■ WHAT IS EXPECTED: In the records below, pick out all lines containing the word "print".

Data entries
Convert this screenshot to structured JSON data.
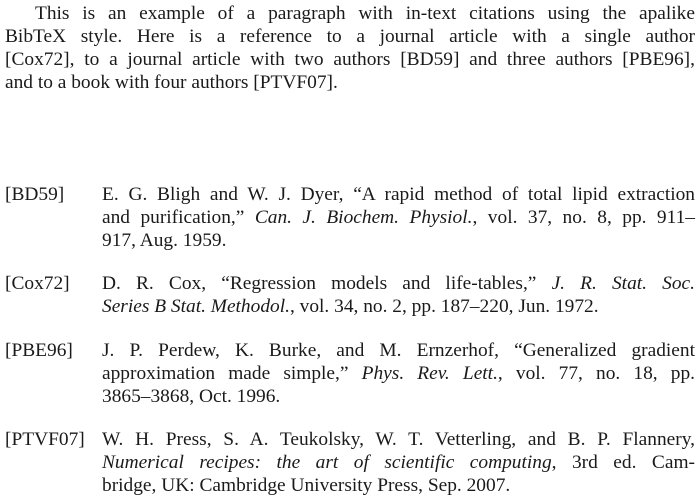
{
  "intro": {
    "lines": [
      "This is an example of a paragraph with in-text citations using the apalike",
      "BibTeX style.  Here is a reference to a journal article with a single author",
      "[Cox72], to a journal article with two authors [BD59] and three authors [PBE96],",
      "and to a book with four authors [PTVF07]."
    ]
  },
  "bibliography": [
    {
      "label": "[BD59]",
      "lines": [
        [
          {
            "t": "E. G. Bligh and W. J. Dyer, “A rapid method of total lipid extraction"
          }
        ],
        [
          {
            "t": "and purification,” "
          },
          {
            "t": "Can. J. Biochem. Physiol.",
            "i": true
          },
          {
            "t": ", vol. 37, no. 8, pp. 911–"
          }
        ],
        [
          {
            "t": "917, Aug. 1959."
          }
        ]
      ]
    },
    {
      "label": "[Cox72]",
      "lines": [
        [
          {
            "t": "D. R. Cox, “Regression models and life-tables,” "
          },
          {
            "t": "J. R. Stat. Soc.",
            "i": true
          }
        ],
        [
          {
            "t": "Series B Stat. Methodol.",
            "i": true
          },
          {
            "t": ", vol. 34, no. 2, pp. 187–220, Jun. 1972."
          }
        ]
      ]
    },
    {
      "label": "[PBE96]",
      "lines": [
        [
          {
            "t": "J. P. Perdew, K. Burke, and M. Ernzerhof, “Generalized gradient"
          }
        ],
        [
          {
            "t": "approximation made simple,” "
          },
          {
            "t": "Phys. Rev. Lett.",
            "i": true
          },
          {
            "t": ", vol. 77, no. 18, pp."
          }
        ],
        [
          {
            "t": "3865–3868, Oct. 1996."
          }
        ]
      ]
    },
    {
      "label": "[PTVF07]",
      "lines": [
        [
          {
            "t": "W. H. Press, S. A. Teukolsky, W. T. Vetterling, and B. P. Flannery,"
          }
        ],
        [
          {
            "t": "Numerical recipes: the art of scientific computing",
            "i": true
          },
          {
            "t": ", 3rd ed.   Cam-"
          }
        ],
        [
          {
            "t": "bridge, UK: Cambridge University Press, Sep. 2007."
          }
        ]
      ]
    }
  ]
}
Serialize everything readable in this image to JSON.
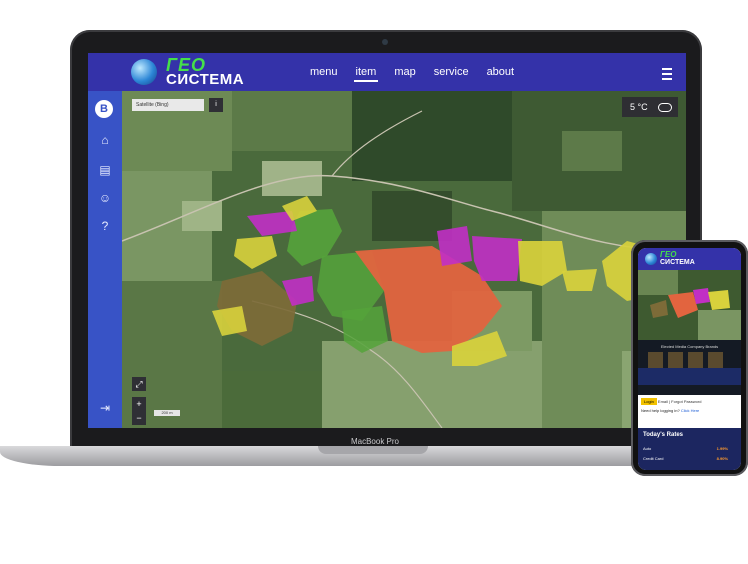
{
  "laptop": {
    "label": "MacBook Pro",
    "app": {
      "logo": {
        "line1": "ГЕО",
        "line2": "СИСТЕМА"
      },
      "nav": [
        {
          "label": "menu"
        },
        {
          "label": "item",
          "active": true
        },
        {
          "label": "map"
        },
        {
          "label": "service"
        },
        {
          "label": "about"
        }
      ],
      "sidebar": {
        "brand": "B"
      },
      "map": {
        "layer_select": "Satellite (Bing)",
        "info_button": "i",
        "weather": "5 °C",
        "zoom_in": "+",
        "zoom_out": "−",
        "scale": "200 m"
      }
    }
  },
  "phone": {
    "logo": {
      "line1": "ГЕО",
      "line2": "СИСТЕМА"
    },
    "section_title": "Elected Media Company Brands",
    "login_button": "Login",
    "login_text": "Email | Forgot Password",
    "help_text": "Need help logging in?",
    "help_link": "Click Here",
    "rates_title": "Today's Rates",
    "rates": [
      {
        "label": "Auto",
        "value": "1.99%"
      },
      {
        "label": "Credit Card",
        "value": "8.90%"
      }
    ]
  },
  "colors": {
    "header": "#3432a9",
    "sidebar": "#3853c6",
    "logo_green": "#45e04a",
    "field_orange": "#e2643f",
    "field_yellow": "#d8d13c",
    "field_magenta": "#c12fc5",
    "field_green": "#55a33b",
    "field_brown": "#7d6b38"
  }
}
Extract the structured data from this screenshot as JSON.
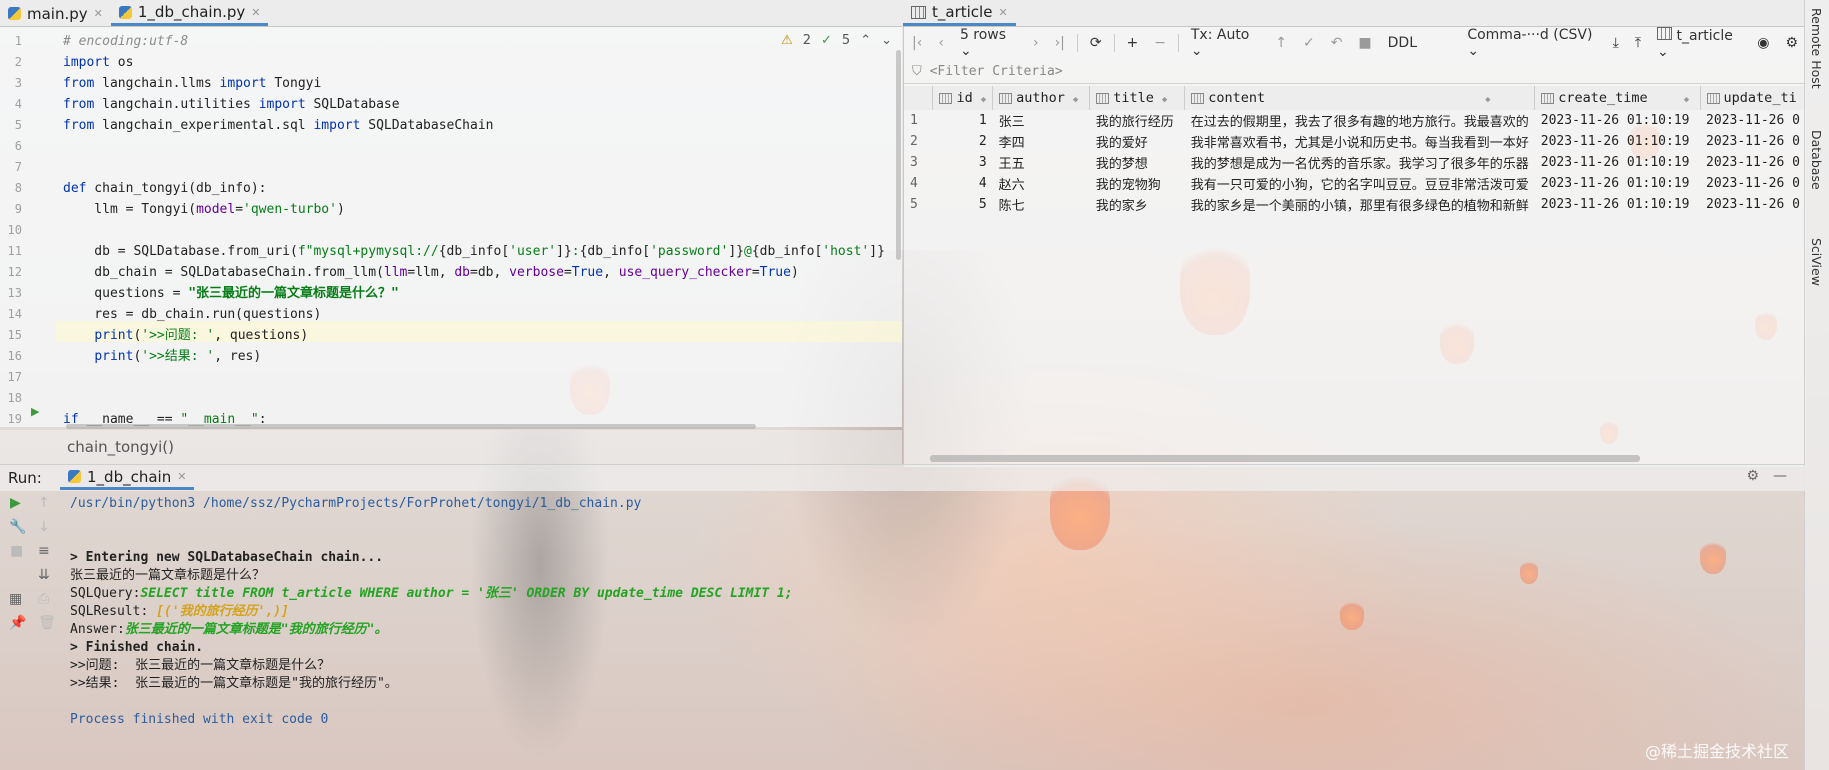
{
  "editor": {
    "tabs": [
      {
        "label": "main.py",
        "active": false
      },
      {
        "label": "1_db_chain.py",
        "active": true
      }
    ],
    "inspections": {
      "warnings": "2",
      "ok": "5"
    },
    "lines": [
      {
        "n": "1",
        "html": "<span class=\"cm\"># encoding:utf-8</span>"
      },
      {
        "n": "2",
        "html": "<span class=\"kw\">import</span> os"
      },
      {
        "n": "3",
        "html": "<span class=\"kw\">from</span> langchain.llms <span class=\"kw\">import</span> Tongyi"
      },
      {
        "n": "4",
        "html": "<span class=\"kw\">from</span> langchain.utilities <span class=\"kw\">import</span> SQLDatabase"
      },
      {
        "n": "5",
        "html": "<span class=\"kw\">from</span> langchain_experimental.sql <span class=\"kw\">import</span> SQLDatabaseChain"
      },
      {
        "n": "6",
        "html": ""
      },
      {
        "n": "7",
        "html": ""
      },
      {
        "n": "8",
        "html": "<span class=\"kw\">def</span> chain_tongyi(db_info):"
      },
      {
        "n": "9",
        "html": "    llm = Tongyi(<span class=\"kwa\">model</span>=<span class=\"str\">'qwen-turbo'</span>)"
      },
      {
        "n": "10",
        "html": ""
      },
      {
        "n": "11",
        "html": "    db = SQLDatabase.from_uri(<span class=\"str\">f\"mysql+pymysql://</span>{db_info[<span class=\"str\">'user'</span>]}<span class=\"str\">:</span>{db_info[<span class=\"str\">'password'</span>]}<span class=\"str\">@</span>{db_info[<span class=\"str\">'host'</span>]}"
      },
      {
        "n": "12",
        "html": "    db_chain = SQLDatabaseChain.from_llm(<span class=\"kwa\">llm</span>=llm, <span class=\"kwa\">db</span>=db, <span class=\"kwa\">verbose</span>=<span class=\"kw\">True</span>, <span class=\"kwa\">use_query_checker</span>=<span class=\"kw\">True</span>)"
      },
      {
        "n": "13",
        "html": "    questions = <span class=\"strb\">\"张三最近的一篇文章标题是什么？\"</span>"
      },
      {
        "n": "14",
        "html": "    res = db_chain.run(questions)"
      },
      {
        "n": "15",
        "html": "    <span class=\"kw\">print</span>(<span class=\"str\">'>>问题: '</span>, questions)"
      },
      {
        "n": "16",
        "html": "    <span class=\"kw\">print</span>(<span class=\"str\">'>>结果: '</span>, res)"
      },
      {
        "n": "17",
        "html": ""
      },
      {
        "n": "18",
        "html": ""
      },
      {
        "n": "19",
        "html": "<span class=\"kw\">if</span> __name__ == <span class=\"str\">\"__main__\"</span>:"
      }
    ],
    "breadcrumb": "chain_tongyi()"
  },
  "db": {
    "tab": "t_article",
    "toolbar": {
      "rows": "5 rows",
      "tx": "Tx: Auto",
      "ddl": "DDL",
      "format": "Comma-···d (CSV)",
      "table": "t_article"
    },
    "filter_placeholder": "<Filter Criteria>",
    "columns": [
      "id",
      "author",
      "title",
      "content",
      "create_time",
      "update_ti"
    ],
    "rows": [
      {
        "rn": "1",
        "id": "1",
        "author": "张三",
        "title": "我的旅行经历",
        "content": "在过去的假期里，我去了很多有趣的地方旅行。我最喜欢的",
        "create_time": "2023-11-26 01:10:19",
        "update_time": "2023-11-26 0"
      },
      {
        "rn": "2",
        "id": "2",
        "author": "李四",
        "title": "我的爱好",
        "content": "我非常喜欢看书，尤其是小说和历史书。每当我看到一本好",
        "create_time": "2023-11-26 01:10:19",
        "update_time": "2023-11-26 0"
      },
      {
        "rn": "3",
        "id": "3",
        "author": "王五",
        "title": "我的梦想",
        "content": "我的梦想是成为一名优秀的音乐家。我学习了很多年的乐器",
        "create_time": "2023-11-26 01:10:19",
        "update_time": "2023-11-26 0"
      },
      {
        "rn": "4",
        "id": "4",
        "author": "赵六",
        "title": "我的宠物狗",
        "content": "我有一只可爱的小狗，它的名字叫豆豆。豆豆非常活泼可爱",
        "create_time": "2023-11-26 01:10:19",
        "update_time": "2023-11-26 0"
      },
      {
        "rn": "5",
        "id": "5",
        "author": "陈七",
        "title": "我的家乡",
        "content": "我的家乡是一个美丽的小镇，那里有很多绿色的植物和新鲜",
        "create_time": "2023-11-26 01:10:19",
        "update_time": "2023-11-26 0"
      }
    ]
  },
  "side": {
    "labels": [
      "Remote Host",
      "Database",
      "SciView"
    ]
  },
  "run": {
    "label": "Run:",
    "tab": "1_db_chain",
    "console": [
      {
        "cls": "cl-path",
        "text": "/usr/bin/python3 /home/ssz/PycharmProjects/ForProhet/tongyi/1_db_chain.py"
      },
      {
        "cls": "",
        "text": ""
      },
      {
        "cls": "",
        "text": ""
      },
      {
        "cls": "cl-bold",
        "text": "> Entering new SQLDatabaseChain chain..."
      },
      {
        "cls": "",
        "text": "张三最近的一篇文章标题是什么？"
      },
      {
        "cls": "",
        "text": "SQLQuery:",
        "extra_cls": "cl-green",
        "extra": "SELECT title FROM t_article WHERE author = '张三' ORDER BY update_time DESC LIMIT 1;"
      },
      {
        "cls": "",
        "text": "SQLResult: ",
        "extra_cls": "cl-yellow",
        "extra": "[('我的旅行经历',)]"
      },
      {
        "cls": "",
        "text": "Answer:",
        "extra_cls": "cl-green",
        "extra": "张三最近的一篇文章标题是\"我的旅行经历\"。"
      },
      {
        "cls": "cl-bold",
        "text": "> Finished chain."
      },
      {
        "cls": "",
        "text": ">>问题:  张三最近的一篇文章标题是什么？"
      },
      {
        "cls": "",
        "text": ">>结果:  张三最近的一篇文章标题是\"我的旅行经历\"。"
      },
      {
        "cls": "",
        "text": ""
      },
      {
        "cls": "cl-blue",
        "text": "Process finished with exit code 0"
      }
    ]
  },
  "watermark": "@稀土掘金技术社区"
}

■ FINISHED EXERCISE:
        "html": "    <span class=\"kw\">print</span>(<span class=\"str\">'>>问题: '</span>, questions)"
        "html": "    <span class=\"kw\">print</span>(<span class=\"str\">'>>结果: '</span>, res)"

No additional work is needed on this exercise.